Records from a dataset:
━━━━━━━━━━━━━━━━
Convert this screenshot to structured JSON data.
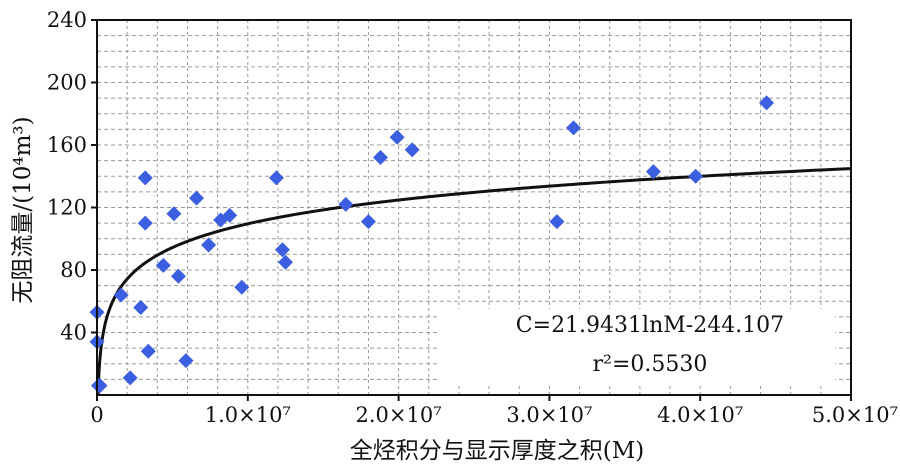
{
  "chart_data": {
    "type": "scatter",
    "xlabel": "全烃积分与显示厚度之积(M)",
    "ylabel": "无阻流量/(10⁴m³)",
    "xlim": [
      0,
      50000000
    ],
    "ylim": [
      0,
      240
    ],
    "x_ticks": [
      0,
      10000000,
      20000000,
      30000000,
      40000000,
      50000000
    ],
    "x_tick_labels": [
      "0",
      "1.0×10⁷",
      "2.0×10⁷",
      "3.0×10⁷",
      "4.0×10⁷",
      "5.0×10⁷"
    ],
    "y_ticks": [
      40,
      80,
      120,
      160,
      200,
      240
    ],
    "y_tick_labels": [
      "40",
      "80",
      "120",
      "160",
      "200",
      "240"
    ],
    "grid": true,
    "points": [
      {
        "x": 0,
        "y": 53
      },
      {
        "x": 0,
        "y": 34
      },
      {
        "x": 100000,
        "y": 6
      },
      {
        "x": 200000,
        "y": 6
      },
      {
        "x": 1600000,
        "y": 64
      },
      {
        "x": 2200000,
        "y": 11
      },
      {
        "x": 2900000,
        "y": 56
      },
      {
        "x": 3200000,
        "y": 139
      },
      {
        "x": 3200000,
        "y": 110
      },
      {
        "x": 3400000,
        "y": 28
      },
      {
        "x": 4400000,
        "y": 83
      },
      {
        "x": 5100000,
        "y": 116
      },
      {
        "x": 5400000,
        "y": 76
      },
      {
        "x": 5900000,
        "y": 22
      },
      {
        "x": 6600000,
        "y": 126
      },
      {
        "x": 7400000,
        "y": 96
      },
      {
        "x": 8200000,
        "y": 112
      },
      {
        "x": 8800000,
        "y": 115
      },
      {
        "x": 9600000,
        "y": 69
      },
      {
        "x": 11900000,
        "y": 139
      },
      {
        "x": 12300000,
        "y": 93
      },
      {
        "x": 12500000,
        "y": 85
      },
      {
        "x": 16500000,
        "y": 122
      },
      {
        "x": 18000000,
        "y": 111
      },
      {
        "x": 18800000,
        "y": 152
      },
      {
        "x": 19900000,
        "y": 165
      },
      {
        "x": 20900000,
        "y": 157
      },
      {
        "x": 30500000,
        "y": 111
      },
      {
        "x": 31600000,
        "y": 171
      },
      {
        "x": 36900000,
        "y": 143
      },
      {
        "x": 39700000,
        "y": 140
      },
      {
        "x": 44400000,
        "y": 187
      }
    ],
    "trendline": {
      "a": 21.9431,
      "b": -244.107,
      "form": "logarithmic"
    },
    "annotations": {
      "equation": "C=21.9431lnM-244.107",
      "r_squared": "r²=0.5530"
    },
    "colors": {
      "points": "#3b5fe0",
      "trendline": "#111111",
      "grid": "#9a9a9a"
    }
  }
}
━━━━━━━━━━━━━━━━
## Stated problem:
Without the pictures, reproduce every line of the records above exactly.

## The output:
Convert this screenshot to structured JSON data.
{
  "chart_data": {
    "type": "scatter",
    "xlabel": "全烃积分与显示厚度之积(M)",
    "ylabel": "无阻流量/(10⁴m³)",
    "xlim": [
      0,
      50000000
    ],
    "ylim": [
      0,
      240
    ],
    "x_ticks": [
      0,
      10000000,
      20000000,
      30000000,
      40000000,
      50000000
    ],
    "x_tick_labels": [
      "0",
      "1.0×10⁷",
      "2.0×10⁷",
      "3.0×10⁷",
      "4.0×10⁷",
      "5.0×10⁷"
    ],
    "y_ticks": [
      40,
      80,
      120,
      160,
      200,
      240
    ],
    "y_tick_labels": [
      "40",
      "80",
      "120",
      "160",
      "200",
      "240"
    ],
    "grid": true,
    "points": [
      {
        "x": 0,
        "y": 53
      },
      {
        "x": 0,
        "y": 34
      },
      {
        "x": 100000,
        "y": 6
      },
      {
        "x": 200000,
        "y": 6
      },
      {
        "x": 1600000,
        "y": 64
      },
      {
        "x": 2200000,
        "y": 11
      },
      {
        "x": 2900000,
        "y": 56
      },
      {
        "x": 3200000,
        "y": 139
      },
      {
        "x": 3200000,
        "y": 110
      },
      {
        "x": 3400000,
        "y": 28
      },
      {
        "x": 4400000,
        "y": 83
      },
      {
        "x": 5100000,
        "y": 116
      },
      {
        "x": 5400000,
        "y": 76
      },
      {
        "x": 5900000,
        "y": 22
      },
      {
        "x": 6600000,
        "y": 126
      },
      {
        "x": 7400000,
        "y": 96
      },
      {
        "x": 8200000,
        "y": 112
      },
      {
        "x": 8800000,
        "y": 115
      },
      {
        "x": 9600000,
        "y": 69
      },
      {
        "x": 11900000,
        "y": 139
      },
      {
        "x": 12300000,
        "y": 93
      },
      {
        "x": 12500000,
        "y": 85
      },
      {
        "x": 16500000,
        "y": 122
      },
      {
        "x": 18000000,
        "y": 111
      },
      {
        "x": 18800000,
        "y": 152
      },
      {
        "x": 19900000,
        "y": 165
      },
      {
        "x": 20900000,
        "y": 157
      },
      {
        "x": 30500000,
        "y": 111
      },
      {
        "x": 31600000,
        "y": 171
      },
      {
        "x": 36900000,
        "y": 143
      },
      {
        "x": 39700000,
        "y": 140
      },
      {
        "x": 44400000,
        "y": 187
      }
    ],
    "trendline": {
      "a": 21.9431,
      "b": -244.107,
      "form": "logarithmic"
    },
    "annotations": {
      "equation": "C=21.9431lnM-244.107",
      "r_squared": "r²=0.5530"
    },
    "colors": {
      "points": "#3b5fe0",
      "trendline": "#111111",
      "grid": "#9a9a9a"
    }
  }
}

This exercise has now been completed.